▶ [What you will do]: Look for "coordinate" in the listing below. Gather each line that contains it.

▶ [Saved entries]:

◇ ◇ ◇ ◇ ◇

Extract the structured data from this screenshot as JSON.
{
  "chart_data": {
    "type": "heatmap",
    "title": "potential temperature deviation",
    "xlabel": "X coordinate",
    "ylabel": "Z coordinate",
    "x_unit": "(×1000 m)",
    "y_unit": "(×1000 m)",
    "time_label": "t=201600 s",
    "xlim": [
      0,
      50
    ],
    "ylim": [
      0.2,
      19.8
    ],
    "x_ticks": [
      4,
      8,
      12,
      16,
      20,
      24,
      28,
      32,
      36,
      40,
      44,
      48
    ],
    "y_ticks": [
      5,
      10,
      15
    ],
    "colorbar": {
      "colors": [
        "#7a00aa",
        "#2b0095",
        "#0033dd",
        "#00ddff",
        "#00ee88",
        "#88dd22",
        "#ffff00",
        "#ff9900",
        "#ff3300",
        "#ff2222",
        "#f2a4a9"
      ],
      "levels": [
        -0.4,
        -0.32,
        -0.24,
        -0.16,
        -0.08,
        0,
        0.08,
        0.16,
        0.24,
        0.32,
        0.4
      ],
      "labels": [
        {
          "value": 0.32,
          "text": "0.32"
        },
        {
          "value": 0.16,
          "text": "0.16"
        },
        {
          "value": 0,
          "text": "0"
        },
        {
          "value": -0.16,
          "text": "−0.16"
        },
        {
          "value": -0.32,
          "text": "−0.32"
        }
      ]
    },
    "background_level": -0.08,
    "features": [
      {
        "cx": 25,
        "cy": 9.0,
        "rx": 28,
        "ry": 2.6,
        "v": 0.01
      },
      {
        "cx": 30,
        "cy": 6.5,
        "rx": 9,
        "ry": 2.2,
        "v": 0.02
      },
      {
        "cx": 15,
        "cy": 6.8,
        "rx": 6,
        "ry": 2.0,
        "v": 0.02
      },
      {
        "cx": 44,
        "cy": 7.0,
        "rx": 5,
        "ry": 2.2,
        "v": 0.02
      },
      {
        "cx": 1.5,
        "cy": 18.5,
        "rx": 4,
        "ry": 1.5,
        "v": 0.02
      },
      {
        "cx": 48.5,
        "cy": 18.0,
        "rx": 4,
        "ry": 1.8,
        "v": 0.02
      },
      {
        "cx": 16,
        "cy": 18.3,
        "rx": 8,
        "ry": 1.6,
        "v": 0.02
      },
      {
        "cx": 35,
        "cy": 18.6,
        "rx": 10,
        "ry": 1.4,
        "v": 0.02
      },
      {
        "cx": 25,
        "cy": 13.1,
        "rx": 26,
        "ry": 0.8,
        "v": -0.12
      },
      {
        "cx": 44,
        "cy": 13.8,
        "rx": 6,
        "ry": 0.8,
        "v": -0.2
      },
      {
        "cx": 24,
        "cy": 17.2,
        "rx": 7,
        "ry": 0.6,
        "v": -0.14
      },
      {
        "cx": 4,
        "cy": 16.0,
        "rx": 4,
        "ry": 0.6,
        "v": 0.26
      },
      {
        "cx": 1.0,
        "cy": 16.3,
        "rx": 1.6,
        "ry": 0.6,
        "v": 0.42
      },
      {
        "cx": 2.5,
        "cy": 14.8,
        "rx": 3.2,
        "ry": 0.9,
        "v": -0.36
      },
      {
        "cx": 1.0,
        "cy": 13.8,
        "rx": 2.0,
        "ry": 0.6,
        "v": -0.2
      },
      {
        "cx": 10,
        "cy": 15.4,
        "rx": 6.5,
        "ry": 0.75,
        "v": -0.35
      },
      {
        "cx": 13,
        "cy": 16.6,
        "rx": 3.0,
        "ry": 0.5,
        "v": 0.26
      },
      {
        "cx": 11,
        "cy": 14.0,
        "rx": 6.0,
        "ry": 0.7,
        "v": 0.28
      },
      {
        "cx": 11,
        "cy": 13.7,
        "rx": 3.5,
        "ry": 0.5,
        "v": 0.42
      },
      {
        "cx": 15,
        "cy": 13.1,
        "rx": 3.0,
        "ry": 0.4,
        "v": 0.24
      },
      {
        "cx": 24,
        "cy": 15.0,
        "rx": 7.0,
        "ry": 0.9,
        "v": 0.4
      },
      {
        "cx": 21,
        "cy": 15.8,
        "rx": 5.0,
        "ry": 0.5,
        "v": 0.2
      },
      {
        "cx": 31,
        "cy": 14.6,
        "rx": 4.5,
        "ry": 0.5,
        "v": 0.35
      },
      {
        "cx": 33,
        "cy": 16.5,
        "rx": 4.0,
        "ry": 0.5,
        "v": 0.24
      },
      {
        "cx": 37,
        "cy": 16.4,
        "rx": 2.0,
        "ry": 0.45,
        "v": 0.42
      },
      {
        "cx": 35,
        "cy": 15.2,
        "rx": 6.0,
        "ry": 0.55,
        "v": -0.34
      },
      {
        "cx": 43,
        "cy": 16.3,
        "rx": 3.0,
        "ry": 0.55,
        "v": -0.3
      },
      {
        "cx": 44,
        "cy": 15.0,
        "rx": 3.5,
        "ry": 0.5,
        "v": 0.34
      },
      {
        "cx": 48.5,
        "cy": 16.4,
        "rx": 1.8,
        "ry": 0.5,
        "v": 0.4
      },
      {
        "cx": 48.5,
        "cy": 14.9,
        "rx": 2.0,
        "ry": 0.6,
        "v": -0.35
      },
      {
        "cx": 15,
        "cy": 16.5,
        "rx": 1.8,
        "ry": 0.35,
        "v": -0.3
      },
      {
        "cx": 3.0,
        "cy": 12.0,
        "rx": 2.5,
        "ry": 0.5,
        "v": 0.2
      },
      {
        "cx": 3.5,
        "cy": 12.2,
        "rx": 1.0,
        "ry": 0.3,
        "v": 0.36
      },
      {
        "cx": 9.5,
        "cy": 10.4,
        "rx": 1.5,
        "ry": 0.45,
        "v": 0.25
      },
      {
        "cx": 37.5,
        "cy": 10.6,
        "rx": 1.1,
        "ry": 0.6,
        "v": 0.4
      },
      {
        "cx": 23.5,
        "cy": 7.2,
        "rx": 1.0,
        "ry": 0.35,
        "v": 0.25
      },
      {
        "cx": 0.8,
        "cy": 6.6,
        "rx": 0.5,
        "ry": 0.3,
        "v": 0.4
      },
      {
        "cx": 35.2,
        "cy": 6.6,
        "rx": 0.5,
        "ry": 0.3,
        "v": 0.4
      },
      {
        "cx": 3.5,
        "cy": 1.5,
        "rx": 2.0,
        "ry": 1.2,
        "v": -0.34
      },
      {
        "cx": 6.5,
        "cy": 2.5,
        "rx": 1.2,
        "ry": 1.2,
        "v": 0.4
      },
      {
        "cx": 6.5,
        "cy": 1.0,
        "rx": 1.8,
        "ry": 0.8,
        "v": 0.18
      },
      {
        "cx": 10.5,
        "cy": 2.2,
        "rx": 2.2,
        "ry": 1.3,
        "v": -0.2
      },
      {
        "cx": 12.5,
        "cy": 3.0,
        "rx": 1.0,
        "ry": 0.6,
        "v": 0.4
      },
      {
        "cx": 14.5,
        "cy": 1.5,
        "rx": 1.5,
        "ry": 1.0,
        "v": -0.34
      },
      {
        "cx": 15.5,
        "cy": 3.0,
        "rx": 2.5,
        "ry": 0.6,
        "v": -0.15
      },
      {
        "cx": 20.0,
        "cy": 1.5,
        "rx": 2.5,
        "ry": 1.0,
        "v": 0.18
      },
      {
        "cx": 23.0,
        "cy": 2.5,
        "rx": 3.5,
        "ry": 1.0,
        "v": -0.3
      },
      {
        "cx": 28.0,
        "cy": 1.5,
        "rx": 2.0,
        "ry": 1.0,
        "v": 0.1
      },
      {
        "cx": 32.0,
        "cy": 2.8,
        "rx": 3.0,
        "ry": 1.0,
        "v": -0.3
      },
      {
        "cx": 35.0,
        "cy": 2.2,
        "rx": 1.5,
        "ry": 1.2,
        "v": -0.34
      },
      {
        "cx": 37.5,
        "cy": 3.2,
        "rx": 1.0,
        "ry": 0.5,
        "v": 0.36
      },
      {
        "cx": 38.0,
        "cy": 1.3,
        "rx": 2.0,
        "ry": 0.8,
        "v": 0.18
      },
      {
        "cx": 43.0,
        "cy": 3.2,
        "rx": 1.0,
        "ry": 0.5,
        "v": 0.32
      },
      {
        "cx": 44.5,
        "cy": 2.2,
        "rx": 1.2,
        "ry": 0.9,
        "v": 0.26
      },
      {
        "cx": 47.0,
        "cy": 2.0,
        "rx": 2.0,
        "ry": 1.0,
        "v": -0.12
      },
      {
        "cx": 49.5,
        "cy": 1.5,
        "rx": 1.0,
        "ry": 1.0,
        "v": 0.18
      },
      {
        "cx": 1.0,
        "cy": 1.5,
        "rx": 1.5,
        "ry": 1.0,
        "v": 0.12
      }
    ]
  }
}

◇ ◇ ◇ ◇ ◇

▶ [Answer for the task]:
    "xlabel": "X coordinate",
    "ylabel": "Z coordinate",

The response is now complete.